Start of DATA SECTION

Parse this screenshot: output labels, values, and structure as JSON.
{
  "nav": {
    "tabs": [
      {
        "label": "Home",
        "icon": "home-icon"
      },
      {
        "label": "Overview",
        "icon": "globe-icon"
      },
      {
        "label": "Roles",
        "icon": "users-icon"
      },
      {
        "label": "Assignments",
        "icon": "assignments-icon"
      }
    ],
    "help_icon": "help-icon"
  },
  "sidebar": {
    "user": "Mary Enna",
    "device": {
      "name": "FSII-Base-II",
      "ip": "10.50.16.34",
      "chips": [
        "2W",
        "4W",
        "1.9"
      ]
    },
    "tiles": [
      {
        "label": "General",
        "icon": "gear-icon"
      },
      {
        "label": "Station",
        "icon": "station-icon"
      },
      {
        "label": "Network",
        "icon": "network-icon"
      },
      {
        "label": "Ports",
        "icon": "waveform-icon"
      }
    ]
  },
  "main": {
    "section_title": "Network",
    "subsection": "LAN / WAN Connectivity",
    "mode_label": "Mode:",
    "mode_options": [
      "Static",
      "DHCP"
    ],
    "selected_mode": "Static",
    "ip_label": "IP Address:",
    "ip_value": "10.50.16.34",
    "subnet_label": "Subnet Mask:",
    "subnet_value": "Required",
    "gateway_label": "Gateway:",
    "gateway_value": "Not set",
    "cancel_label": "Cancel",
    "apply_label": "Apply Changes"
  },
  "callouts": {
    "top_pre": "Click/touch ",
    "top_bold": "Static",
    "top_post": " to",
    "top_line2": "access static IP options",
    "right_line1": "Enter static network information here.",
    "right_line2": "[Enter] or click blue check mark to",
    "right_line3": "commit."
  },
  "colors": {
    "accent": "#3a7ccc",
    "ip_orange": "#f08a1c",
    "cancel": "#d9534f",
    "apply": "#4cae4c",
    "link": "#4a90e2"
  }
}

End of DATA SECTION

### [WHAT IS BEING ASKED]
Return each entry from above without altering a single character.

### [PROBLEM SOLUTION]
Parse this screenshot: output labels, values, and structure as JSON.
{
  "nav": {
    "tabs": [
      {
        "label": "Home",
        "icon": "home-icon"
      },
      {
        "label": "Overview",
        "icon": "globe-icon"
      },
      {
        "label": "Roles",
        "icon": "users-icon"
      },
      {
        "label": "Assignments",
        "icon": "assignments-icon"
      }
    ],
    "help_icon": "help-icon"
  },
  "sidebar": {
    "user": "Mary Enna",
    "device": {
      "name": "FSII-Base-II",
      "ip": "10.50.16.34",
      "chips": [
        "2W",
        "4W",
        "1.9"
      ]
    },
    "tiles": [
      {
        "label": "General",
        "icon": "gear-icon"
      },
      {
        "label": "Station",
        "icon": "station-icon"
      },
      {
        "label": "Network",
        "icon": "network-icon"
      },
      {
        "label": "Ports",
        "icon": "waveform-icon"
      }
    ]
  },
  "main": {
    "section_title": "Network",
    "subsection": "LAN / WAN Connectivity",
    "mode_label": "Mode:",
    "mode_options": [
      "Static",
      "DHCP"
    ],
    "selected_mode": "Static",
    "ip_label": "IP Address:",
    "ip_value": "10.50.16.34",
    "subnet_label": "Subnet Mask:",
    "subnet_value": "Required",
    "gateway_label": "Gateway:",
    "gateway_value": "Not set",
    "cancel_label": "Cancel",
    "apply_label": "Apply Changes"
  },
  "callouts": {
    "top_pre": "Click/touch ",
    "top_bold": "Static",
    "top_post": " to",
    "top_line2": "access static IP options",
    "right_line1": "Enter static network information here.",
    "right_line2": "[Enter] or click blue check mark to",
    "right_line3": "commit."
  },
  "colors": {
    "accent": "#3a7ccc",
    "ip_orange": "#f08a1c",
    "cancel": "#d9534f",
    "apply": "#4cae4c",
    "link": "#4a90e2"
  }
}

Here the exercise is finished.